PROVIDED ENTRIES:
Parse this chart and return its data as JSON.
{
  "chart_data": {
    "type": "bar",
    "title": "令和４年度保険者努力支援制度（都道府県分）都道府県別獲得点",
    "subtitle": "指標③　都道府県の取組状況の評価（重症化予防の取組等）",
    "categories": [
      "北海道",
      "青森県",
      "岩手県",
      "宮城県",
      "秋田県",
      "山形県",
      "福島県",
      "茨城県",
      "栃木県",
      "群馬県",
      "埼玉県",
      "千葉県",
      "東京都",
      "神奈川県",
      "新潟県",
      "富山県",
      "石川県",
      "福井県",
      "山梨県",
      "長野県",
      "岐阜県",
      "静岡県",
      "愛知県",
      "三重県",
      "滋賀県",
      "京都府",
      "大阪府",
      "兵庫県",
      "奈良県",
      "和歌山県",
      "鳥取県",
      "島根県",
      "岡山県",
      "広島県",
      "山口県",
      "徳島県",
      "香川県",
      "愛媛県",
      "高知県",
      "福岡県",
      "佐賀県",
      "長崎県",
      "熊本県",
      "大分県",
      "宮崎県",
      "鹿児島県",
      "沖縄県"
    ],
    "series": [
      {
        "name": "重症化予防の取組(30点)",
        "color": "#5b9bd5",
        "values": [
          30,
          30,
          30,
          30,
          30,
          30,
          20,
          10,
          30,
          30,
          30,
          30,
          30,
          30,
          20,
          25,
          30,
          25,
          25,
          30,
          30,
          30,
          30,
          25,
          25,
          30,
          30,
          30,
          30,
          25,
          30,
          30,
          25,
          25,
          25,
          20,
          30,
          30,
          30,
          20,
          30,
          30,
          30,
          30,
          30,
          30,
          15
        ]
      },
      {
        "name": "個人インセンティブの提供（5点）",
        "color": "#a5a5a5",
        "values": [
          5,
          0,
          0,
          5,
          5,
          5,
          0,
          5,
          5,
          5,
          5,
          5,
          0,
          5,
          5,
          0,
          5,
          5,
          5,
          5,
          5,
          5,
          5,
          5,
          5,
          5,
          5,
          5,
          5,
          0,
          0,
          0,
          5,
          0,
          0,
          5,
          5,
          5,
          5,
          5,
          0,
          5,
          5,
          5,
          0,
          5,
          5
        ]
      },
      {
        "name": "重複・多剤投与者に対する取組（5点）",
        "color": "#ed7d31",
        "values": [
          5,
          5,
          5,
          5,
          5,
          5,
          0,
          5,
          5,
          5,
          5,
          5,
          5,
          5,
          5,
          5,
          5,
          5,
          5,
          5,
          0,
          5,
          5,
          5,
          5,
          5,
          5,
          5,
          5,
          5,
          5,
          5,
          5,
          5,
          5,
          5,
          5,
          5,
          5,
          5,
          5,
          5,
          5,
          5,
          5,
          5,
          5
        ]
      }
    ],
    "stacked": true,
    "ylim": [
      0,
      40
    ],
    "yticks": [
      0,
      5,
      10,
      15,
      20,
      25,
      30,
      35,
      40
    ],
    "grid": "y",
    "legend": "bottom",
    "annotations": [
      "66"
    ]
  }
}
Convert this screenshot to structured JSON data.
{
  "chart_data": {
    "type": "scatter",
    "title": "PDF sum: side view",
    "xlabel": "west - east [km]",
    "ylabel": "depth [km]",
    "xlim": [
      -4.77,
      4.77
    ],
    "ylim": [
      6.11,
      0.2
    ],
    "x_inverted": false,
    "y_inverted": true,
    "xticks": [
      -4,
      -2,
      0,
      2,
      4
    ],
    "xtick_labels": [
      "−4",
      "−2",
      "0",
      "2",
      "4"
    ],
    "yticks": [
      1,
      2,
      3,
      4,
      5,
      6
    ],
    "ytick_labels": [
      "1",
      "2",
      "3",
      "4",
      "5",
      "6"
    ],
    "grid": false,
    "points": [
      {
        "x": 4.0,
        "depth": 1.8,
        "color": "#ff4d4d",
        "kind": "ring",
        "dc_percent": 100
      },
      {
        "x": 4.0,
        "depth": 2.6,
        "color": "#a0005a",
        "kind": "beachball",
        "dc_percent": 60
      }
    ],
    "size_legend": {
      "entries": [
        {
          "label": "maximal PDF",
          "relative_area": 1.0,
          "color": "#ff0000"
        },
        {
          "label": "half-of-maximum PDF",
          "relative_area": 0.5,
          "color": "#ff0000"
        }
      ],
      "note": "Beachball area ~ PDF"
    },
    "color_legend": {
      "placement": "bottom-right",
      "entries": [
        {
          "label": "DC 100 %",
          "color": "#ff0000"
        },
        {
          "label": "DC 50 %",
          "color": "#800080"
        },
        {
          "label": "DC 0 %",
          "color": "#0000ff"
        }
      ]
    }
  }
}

THE EXERCISE: Restate the listing in full, word for word.

CORRECT RESPONSE:
Parse this chart and return its data as JSON.
{
  "chart_data": {
    "type": "bar",
    "title": "令和４年度保険者努力支援制度（都道府県分）都道府県別獲得点",
    "subtitle": "指標③　都道府県の取組状況の評価（重症化予防の取組等）",
    "categories": [
      "北海道",
      "青森県",
      "岩手県",
      "宮城県",
      "秋田県",
      "山形県",
      "福島県",
      "茨城県",
      "栃木県",
      "群馬県",
      "埼玉県",
      "千葉県",
      "東京都",
      "神奈川県",
      "新潟県",
      "富山県",
      "石川県",
      "福井県",
      "山梨県",
      "長野県",
      "岐阜県",
      "静岡県",
      "愛知県",
      "三重県",
      "滋賀県",
      "京都府",
      "大阪府",
      "兵庫県",
      "奈良県",
      "和歌山県",
      "鳥取県",
      "島根県",
      "岡山県",
      "広島県",
      "山口県",
      "徳島県",
      "香川県",
      "愛媛県",
      "高知県",
      "福岡県",
      "佐賀県",
      "長崎県",
      "熊本県",
      "大分県",
      "宮崎県",
      "鹿児島県",
      "沖縄県"
    ],
    "series": [
      {
        "name": "重症化予防の取組(30点)",
        "color": "#5b9bd5",
        "values": [
          30,
          30,
          30,
          30,
          30,
          30,
          20,
          10,
          30,
          30,
          30,
          30,
          30,
          30,
          20,
          25,
          30,
          25,
          25,
          30,
          30,
          30,
          30,
          25,
          25,
          30,
          30,
          30,
          30,
          25,
          30,
          30,
          25,
          25,
          25,
          20,
          30,
          30,
          30,
          20,
          30,
          30,
          30,
          30,
          30,
          30,
          15
        ]
      },
      {
        "name": "個人インセンティブの提供（5点）",
        "color": "#a5a5a5",
        "values": [
          5,
          0,
          0,
          5,
          5,
          5,
          0,
          5,
          5,
          5,
          5,
          5,
          0,
          5,
          5,
          0,
          5,
          5,
          5,
          5,
          5,
          5,
          5,
          5,
          5,
          5,
          5,
          5,
          5,
          0,
          0,
          0,
          5,
          0,
          0,
          5,
          5,
          5,
          5,
          5,
          0,
          5,
          5,
          5,
          0,
          5,
          5
        ]
      },
      {
        "name": "重複・多剤投与者に対する取組（5点）",
        "color": "#ed7d31",
        "values": [
          5,
          5,
          5,
          5,
          5,
          5,
          0,
          5,
          5,
          5,
          5,
          5,
          5,
          5,
          5,
          5,
          5,
          5,
          5,
          5,
          0,
          5,
          5,
          5,
          5,
          5,
          5,
          5,
          5,
          5,
          5,
          5,
          5,
          5,
          5,
          5,
          5,
          5,
          5,
          5,
          5,
          5,
          5,
          5,
          5,
          5,
          5
        ]
      }
    ],
    "stacked": true,
    "ylim": [
      0,
      40
    ],
    "yticks": [
      0,
      5,
      10,
      15,
      20,
      25,
      30,
      35,
      40
    ],
    "grid": "y",
    "legend": "bottom",
    "annotations": [
      "66"
    ]
  }
}
Convert this screenshot to structured JSON data.
{
  "chart_data": {
    "type": "scatter",
    "title": "PDF sum: side view",
    "xlabel": "west - east [km]",
    "ylabel": "depth [km]",
    "xlim": [
      -4.77,
      4.77
    ],
    "ylim": [
      6.11,
      0.2
    ],
    "x_inverted": false,
    "y_inverted": true,
    "xticks": [
      -4,
      -2,
      0,
      2,
      4
    ],
    "xtick_labels": [
      "−4",
      "−2",
      "0",
      "2",
      "4"
    ],
    "yticks": [
      1,
      2,
      3,
      4,
      5,
      6
    ],
    "ytick_labels": [
      "1",
      "2",
      "3",
      "4",
      "5",
      "6"
    ],
    "grid": false,
    "points": [
      {
        "x": 4.0,
        "depth": 1.8,
        "color": "#ff4d4d",
        "kind": "ring",
        "dc_percent": 100
      },
      {
        "x": 4.0,
        "depth": 2.6,
        "color": "#a0005a",
        "kind": "beachball",
        "dc_percent": 60
      }
    ],
    "size_legend": {
      "entries": [
        {
          "label": "maximal PDF",
          "relative_area": 1.0,
          "color": "#ff0000"
        },
        {
          "label": "half-of-maximum PDF",
          "relative_area": 0.5,
          "color": "#ff0000"
        }
      ],
      "note": "Beachball area ~ PDF"
    },
    "color_legend": {
      "placement": "bottom-right",
      "entries": [
        {
          "label": "DC 100 %",
          "color": "#ff0000"
        },
        {
          "label": "DC 50 %",
          "color": "#800080"
        },
        {
          "label": "DC 0 %",
          "color": "#0000ff"
        }
      ]
    }
  }
}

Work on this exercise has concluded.